WHAT TO PRODUCE: Which lines hold the word "panel"? Copy each of them from the material.

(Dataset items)
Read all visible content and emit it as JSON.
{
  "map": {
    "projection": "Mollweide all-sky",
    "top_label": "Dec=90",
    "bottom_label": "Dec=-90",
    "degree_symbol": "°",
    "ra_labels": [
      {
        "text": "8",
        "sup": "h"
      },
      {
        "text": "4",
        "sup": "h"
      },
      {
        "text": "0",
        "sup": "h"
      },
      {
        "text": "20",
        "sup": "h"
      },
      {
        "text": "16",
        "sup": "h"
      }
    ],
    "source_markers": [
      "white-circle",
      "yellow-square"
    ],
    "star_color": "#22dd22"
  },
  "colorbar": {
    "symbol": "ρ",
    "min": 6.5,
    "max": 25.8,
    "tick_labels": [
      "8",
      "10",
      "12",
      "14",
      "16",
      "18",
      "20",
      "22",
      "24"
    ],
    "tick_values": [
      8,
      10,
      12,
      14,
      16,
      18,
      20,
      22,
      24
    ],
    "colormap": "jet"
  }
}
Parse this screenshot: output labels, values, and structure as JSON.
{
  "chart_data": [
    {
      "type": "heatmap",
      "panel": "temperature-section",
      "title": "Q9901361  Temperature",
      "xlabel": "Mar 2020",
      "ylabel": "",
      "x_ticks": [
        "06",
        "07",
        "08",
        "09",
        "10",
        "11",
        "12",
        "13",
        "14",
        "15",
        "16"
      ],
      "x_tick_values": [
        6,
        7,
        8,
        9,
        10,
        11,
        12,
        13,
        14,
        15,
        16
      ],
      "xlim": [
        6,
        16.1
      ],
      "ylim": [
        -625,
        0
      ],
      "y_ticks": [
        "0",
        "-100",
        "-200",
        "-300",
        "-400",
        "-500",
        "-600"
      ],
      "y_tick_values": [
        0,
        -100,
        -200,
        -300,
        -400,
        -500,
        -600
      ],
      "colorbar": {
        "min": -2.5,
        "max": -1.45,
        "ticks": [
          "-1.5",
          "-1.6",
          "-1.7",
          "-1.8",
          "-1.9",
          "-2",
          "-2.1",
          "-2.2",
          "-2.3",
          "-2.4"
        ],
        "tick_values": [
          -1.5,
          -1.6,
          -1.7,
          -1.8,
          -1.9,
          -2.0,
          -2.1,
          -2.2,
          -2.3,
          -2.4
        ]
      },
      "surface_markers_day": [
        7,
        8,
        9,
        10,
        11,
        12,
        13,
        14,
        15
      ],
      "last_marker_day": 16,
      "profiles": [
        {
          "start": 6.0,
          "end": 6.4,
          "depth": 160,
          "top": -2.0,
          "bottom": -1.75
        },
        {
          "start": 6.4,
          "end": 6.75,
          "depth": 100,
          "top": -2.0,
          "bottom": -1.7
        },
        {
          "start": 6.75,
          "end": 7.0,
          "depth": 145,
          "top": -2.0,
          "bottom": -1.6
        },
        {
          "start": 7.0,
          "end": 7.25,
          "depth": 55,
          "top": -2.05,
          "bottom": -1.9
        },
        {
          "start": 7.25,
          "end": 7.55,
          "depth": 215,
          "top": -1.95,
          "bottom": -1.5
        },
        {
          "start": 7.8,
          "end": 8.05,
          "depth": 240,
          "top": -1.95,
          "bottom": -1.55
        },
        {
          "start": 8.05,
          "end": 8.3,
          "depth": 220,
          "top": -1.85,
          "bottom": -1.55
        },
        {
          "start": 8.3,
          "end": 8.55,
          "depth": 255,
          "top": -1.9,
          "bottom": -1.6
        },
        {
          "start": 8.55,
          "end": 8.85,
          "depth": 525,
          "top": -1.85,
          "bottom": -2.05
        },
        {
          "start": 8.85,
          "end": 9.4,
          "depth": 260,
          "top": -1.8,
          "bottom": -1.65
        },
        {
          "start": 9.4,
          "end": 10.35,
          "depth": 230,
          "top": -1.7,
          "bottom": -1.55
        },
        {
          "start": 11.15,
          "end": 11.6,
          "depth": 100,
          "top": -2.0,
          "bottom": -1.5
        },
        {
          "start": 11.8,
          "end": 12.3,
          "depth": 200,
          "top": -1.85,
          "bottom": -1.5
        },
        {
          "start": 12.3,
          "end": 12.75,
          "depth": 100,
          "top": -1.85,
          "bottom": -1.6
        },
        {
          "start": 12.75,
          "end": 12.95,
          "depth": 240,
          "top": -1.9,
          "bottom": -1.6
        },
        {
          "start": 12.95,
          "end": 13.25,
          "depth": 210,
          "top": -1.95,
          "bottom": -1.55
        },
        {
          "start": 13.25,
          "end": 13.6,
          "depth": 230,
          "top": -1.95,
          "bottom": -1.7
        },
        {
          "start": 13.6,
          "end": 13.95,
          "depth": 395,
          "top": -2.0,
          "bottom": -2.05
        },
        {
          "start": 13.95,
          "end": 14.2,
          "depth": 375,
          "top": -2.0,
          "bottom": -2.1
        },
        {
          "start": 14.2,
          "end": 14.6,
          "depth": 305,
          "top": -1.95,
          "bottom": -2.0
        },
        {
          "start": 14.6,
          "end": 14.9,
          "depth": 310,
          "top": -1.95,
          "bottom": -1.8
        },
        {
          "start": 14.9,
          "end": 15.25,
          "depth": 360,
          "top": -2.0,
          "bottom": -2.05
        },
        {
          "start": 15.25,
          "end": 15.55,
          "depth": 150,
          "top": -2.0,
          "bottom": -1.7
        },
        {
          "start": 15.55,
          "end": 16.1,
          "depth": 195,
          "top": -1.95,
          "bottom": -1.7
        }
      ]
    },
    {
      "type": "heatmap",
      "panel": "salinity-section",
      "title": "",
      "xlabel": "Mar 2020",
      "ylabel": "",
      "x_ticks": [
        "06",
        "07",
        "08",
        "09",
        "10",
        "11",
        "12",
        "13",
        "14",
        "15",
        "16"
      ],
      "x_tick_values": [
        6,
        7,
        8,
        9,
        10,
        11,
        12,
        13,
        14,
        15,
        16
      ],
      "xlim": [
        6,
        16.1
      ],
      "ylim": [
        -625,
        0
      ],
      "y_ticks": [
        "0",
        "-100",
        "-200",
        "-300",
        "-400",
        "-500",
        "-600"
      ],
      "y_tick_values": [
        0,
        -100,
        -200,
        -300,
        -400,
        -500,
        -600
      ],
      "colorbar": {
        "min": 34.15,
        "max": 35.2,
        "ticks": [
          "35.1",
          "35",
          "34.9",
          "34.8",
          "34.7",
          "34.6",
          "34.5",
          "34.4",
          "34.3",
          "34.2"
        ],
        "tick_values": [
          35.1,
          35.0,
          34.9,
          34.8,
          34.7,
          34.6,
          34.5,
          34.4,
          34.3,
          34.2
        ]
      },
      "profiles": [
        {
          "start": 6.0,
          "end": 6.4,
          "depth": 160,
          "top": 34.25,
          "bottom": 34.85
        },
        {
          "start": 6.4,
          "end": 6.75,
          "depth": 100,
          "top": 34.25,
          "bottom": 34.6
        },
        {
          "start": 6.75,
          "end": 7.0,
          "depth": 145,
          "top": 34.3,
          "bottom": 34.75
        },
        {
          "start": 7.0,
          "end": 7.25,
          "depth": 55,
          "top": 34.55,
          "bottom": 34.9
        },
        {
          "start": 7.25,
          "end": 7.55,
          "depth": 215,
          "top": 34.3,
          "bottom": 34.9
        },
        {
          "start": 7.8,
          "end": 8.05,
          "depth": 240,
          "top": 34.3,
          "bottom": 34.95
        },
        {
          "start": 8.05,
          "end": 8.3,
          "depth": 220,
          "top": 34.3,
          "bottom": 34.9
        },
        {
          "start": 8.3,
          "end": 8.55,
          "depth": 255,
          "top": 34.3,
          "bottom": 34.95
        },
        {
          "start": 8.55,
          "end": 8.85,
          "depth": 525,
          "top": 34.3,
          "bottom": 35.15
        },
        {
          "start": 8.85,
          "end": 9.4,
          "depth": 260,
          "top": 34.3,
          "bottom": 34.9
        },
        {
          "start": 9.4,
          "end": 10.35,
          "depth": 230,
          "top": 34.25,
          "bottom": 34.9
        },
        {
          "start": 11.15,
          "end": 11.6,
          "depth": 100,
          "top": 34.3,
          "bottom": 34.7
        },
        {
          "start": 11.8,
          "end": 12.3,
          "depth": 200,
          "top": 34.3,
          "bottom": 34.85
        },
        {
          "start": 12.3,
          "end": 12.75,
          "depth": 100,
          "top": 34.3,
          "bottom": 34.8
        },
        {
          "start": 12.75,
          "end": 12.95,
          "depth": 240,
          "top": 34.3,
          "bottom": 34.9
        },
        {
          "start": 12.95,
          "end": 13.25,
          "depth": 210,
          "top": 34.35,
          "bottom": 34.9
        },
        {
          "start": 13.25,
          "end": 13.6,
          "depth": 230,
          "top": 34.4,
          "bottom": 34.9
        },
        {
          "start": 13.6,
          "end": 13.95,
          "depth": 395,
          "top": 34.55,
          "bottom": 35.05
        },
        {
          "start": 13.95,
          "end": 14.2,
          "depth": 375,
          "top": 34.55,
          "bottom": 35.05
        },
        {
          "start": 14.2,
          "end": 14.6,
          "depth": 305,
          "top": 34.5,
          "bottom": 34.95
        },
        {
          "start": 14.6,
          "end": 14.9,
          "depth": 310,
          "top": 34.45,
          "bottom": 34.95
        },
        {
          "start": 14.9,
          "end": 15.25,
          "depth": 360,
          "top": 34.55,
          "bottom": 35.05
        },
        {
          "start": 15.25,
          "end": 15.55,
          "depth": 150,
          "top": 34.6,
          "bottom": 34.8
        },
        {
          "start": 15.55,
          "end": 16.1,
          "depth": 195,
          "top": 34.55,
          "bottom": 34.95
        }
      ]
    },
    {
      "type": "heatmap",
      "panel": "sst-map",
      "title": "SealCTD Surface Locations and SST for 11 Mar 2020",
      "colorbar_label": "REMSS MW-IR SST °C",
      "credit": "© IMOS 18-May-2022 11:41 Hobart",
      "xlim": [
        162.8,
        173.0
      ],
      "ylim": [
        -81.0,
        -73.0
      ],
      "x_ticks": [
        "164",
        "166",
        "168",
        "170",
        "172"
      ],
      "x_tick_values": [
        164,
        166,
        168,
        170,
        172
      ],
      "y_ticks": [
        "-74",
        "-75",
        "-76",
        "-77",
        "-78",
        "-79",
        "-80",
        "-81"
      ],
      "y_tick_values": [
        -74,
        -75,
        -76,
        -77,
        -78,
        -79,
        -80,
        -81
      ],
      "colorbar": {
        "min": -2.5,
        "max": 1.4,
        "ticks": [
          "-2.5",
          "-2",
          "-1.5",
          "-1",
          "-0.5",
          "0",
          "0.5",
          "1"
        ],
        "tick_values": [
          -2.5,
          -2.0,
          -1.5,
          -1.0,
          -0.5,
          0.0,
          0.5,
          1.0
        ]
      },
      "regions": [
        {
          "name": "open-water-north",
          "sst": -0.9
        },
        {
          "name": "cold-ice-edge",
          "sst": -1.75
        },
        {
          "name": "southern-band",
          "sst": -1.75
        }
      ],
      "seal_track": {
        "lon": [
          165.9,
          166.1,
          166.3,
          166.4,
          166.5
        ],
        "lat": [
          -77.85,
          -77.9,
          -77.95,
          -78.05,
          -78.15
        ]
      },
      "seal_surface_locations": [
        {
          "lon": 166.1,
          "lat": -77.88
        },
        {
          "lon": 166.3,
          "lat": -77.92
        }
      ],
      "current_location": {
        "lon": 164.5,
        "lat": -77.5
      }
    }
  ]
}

EXERCISE RESPONSE:
      "panel": "temperature-section",
      "panel": "salinity-section",
      "panel": "sst-map",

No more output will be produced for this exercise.